> _Short task_
Pull out every line in the items below that contains the word "Review".

(Coordinate annotation records)
========================================================================
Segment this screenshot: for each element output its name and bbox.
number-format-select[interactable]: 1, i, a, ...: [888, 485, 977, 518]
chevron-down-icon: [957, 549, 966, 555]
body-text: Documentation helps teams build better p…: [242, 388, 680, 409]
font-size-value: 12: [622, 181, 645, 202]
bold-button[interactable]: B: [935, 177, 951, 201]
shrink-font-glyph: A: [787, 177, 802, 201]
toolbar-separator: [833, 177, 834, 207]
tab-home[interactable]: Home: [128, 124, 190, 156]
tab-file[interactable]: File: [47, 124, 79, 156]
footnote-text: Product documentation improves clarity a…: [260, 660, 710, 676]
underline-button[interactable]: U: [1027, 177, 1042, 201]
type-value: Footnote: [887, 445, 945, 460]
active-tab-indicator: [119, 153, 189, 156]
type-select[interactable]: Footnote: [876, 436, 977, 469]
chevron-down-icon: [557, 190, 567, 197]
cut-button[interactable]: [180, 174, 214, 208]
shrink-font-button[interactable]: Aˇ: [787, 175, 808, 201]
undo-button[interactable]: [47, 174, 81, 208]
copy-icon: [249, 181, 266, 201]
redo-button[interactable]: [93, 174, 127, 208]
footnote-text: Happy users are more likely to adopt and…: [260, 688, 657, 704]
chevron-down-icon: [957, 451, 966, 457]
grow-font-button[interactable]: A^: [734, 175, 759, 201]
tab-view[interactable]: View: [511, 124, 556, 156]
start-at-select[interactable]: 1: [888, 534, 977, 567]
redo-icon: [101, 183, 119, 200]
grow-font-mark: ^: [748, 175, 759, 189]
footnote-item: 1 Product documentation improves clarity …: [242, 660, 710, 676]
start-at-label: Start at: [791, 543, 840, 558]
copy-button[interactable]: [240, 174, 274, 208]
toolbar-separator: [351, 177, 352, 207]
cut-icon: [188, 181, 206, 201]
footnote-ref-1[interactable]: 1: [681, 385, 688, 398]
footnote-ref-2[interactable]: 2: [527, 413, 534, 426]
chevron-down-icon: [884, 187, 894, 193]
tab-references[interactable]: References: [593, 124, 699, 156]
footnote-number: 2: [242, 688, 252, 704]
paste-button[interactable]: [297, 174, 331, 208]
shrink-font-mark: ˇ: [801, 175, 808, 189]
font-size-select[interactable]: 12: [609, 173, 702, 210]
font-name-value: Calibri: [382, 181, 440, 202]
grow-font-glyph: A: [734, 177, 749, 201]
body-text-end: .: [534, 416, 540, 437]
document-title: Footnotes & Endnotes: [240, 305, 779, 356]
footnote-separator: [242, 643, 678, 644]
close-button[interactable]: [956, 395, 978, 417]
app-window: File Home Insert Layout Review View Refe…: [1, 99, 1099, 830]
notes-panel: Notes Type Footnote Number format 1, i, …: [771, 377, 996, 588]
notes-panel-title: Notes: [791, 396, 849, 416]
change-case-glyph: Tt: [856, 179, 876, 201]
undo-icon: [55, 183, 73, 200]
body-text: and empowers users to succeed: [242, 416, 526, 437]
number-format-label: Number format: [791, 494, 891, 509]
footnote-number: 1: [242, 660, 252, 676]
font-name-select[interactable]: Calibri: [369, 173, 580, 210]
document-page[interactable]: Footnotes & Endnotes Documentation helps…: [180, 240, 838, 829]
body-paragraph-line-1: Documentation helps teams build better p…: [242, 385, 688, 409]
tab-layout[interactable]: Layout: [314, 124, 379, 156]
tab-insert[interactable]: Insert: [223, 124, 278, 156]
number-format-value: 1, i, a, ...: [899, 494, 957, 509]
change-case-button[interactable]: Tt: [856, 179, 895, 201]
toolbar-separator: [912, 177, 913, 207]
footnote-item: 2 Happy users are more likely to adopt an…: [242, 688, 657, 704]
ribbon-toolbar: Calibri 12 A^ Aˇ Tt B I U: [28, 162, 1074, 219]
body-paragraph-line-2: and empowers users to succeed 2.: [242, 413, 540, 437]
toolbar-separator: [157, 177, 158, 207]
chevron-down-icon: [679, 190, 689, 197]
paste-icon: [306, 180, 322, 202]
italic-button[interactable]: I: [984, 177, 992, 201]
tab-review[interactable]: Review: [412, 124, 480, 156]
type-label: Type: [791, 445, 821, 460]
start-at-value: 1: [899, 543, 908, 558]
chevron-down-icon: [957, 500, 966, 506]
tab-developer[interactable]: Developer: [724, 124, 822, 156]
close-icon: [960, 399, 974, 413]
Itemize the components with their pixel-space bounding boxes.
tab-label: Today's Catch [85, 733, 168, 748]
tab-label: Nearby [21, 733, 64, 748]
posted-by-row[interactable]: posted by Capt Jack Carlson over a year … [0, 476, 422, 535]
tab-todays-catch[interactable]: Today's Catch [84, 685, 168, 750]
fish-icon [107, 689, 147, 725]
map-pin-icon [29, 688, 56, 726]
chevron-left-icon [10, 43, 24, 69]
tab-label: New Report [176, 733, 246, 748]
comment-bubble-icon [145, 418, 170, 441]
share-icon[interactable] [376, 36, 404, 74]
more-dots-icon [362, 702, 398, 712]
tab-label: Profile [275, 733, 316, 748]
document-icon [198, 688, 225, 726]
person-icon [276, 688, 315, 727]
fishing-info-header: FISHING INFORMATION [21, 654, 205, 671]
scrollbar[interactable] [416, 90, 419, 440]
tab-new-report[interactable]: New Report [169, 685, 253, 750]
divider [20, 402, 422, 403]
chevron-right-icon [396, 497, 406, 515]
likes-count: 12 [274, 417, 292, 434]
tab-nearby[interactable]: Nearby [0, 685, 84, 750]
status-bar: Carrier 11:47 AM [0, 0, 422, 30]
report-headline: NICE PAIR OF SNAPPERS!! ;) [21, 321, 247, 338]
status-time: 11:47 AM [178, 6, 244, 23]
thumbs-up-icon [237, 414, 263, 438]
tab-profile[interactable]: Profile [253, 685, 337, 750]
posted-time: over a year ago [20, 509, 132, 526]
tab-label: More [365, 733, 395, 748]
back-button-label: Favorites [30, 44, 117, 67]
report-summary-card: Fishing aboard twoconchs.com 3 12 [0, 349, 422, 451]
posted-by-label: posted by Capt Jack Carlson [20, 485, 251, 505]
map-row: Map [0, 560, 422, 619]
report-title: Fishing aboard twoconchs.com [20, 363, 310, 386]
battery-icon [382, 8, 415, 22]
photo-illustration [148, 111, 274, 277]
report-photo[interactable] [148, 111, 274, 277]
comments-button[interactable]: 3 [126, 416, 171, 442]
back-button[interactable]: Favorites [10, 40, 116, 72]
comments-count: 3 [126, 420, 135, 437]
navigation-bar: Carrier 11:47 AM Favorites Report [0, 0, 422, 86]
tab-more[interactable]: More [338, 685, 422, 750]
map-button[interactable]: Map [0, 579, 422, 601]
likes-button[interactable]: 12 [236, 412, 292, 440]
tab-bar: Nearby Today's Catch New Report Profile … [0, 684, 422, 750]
========================================================================
> _Worked solution_
app-window: File Home Insert Layout Review View Refe…: [1, 99, 1099, 830]
tab-review[interactable]: Review: [412, 124, 480, 156]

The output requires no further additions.